Transcribe the listing verbatim. Do not carry over any pictures.

## START Task input

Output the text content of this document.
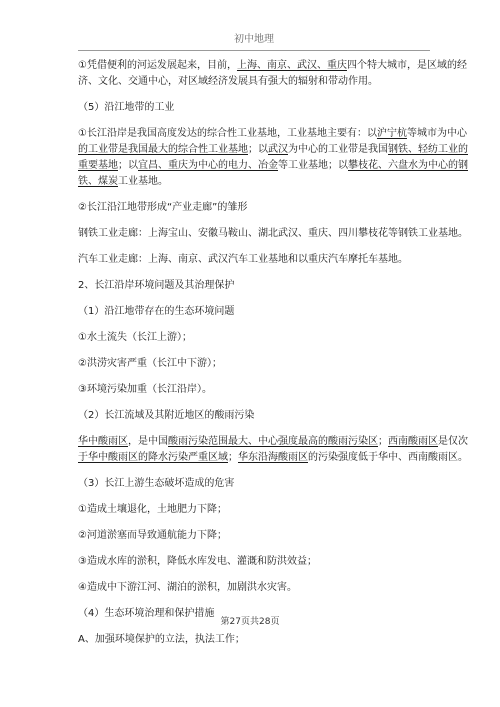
初中地理

①凭借便利的河运发展起来，目前，上海、南京、武汉、重庆四个特大城市，是区域的经

济、文化、交通中心，对区域经济发展具有强大的辐射和带动作用。

（5）沿江地带的工业

①长江沿岸是我国高度发达的综合性工业基地，工业基地主要有：以沪宁杭等城市为中心

的工业带是我国最大的综合性工业基地；以武汉为中心的工业带是我国钢铁、轻纺工业的

重要基地；以宜昌、重庆为中心的电力、冶金等工业基地；以攀枝花、六盘水为中心的钢

铁、煤炭工业基地。

②长江沿江地带形成“产业走廊”的雏形

钢铁工业走廊：上海宝山、安徽马鞍山、湖北武汉、重庆、四川攀枝花等钢铁工业基地。

汽车工业走廊：上海、南京、武汉汽车工业基地和以重庆汽车摩托车基地。

2、长江沿岸环境问题及其治理保护

（1）沿江地带存在的生态环境问题

①水土流失（长江上游）；

②洪涝灾害严重（长江中下游）；

③环境污染加重（长江沿岸）。

（2）长江流域及其附近地区的酸雨污染

华中酸雨区，是中国酸雨污染范围最大、中心强度最高的酸雨污染区；西南酸雨区是仅次

于华中酸雨区的降水污染严重区域；华东沿海酸雨区的污染强度低于华中、西南酸雨区。

（3）长江上游生态破坏造成的危害

①造成土壤退化，土地肥力下降；

②河道淤塞而导致通航能力下降；

③造成水库的淤积，降低水库发电、灌溉和防洪效益；

④造成中下游江河、湖泊的淤积，加剧洪水灾害。

（4）生态环境治理和保护措施

A、加强环境保护的立法，执法工作；

第27页共28页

## END Task input

### Solution below
Output the text content of this document.
初中地理

①凭借便利的河运发展起来，目前，上海、南京、武汉、重庆四个特大城市，是区域的经

济、文化、交通中心，对区域经济发展具有强大的辐射和带动作用。

（5）沿江地带的工业

①长江沿岸是我国高度发达的综合性工业基地，工业基地主要有：以沪宁杭等城市为中心

的工业带是我国最大的综合性工业基地；以武汉为中心的工业带是我国钢铁、轻纺工业的

重要基地；以宜昌、重庆为中心的电力、冶金等工业基地；以攀枝花、六盘水为中心的钢

铁、煤炭工业基地。

②长江沿江地带形成“产业走廊”的雏形

钢铁工业走廊：上海宝山、安徽马鞍山、湖北武汉、重庆、四川攀枝花等钢铁工业基地。

汽车工业走廊：上海、南京、武汉汽车工业基地和以重庆汽车摩托车基地。

2、长江沿岸环境问题及其治理保护

（1）沿江地带存在的生态环境问题

①水土流失（长江上游）；

②洪涝灾害严重（长江中下游）；

③环境污染加重（长江沿岸）。

（2）长江流域及其附近地区的酸雨污染

华中酸雨区，是中国酸雨污染范围最大、中心强度最高的酸雨污染区；西南酸雨区是仅次

于华中酸雨区的降水污染严重区域；华东沿海酸雨区的污染强度低于华中、西南酸雨区。

（3）长江上游生态破坏造成的危害

①造成土壤退化，土地肥力下降；

②河道淤塞而导致通航能力下降；

③造成水库的淤积，降低水库发电、灌溉和防洪效益；

④造成中下游江河、湖泊的淤积，加剧洪水灾害。

（4）生态环境治理和保护措施

A、加强环境保护的立法，执法工作；

第27页共28页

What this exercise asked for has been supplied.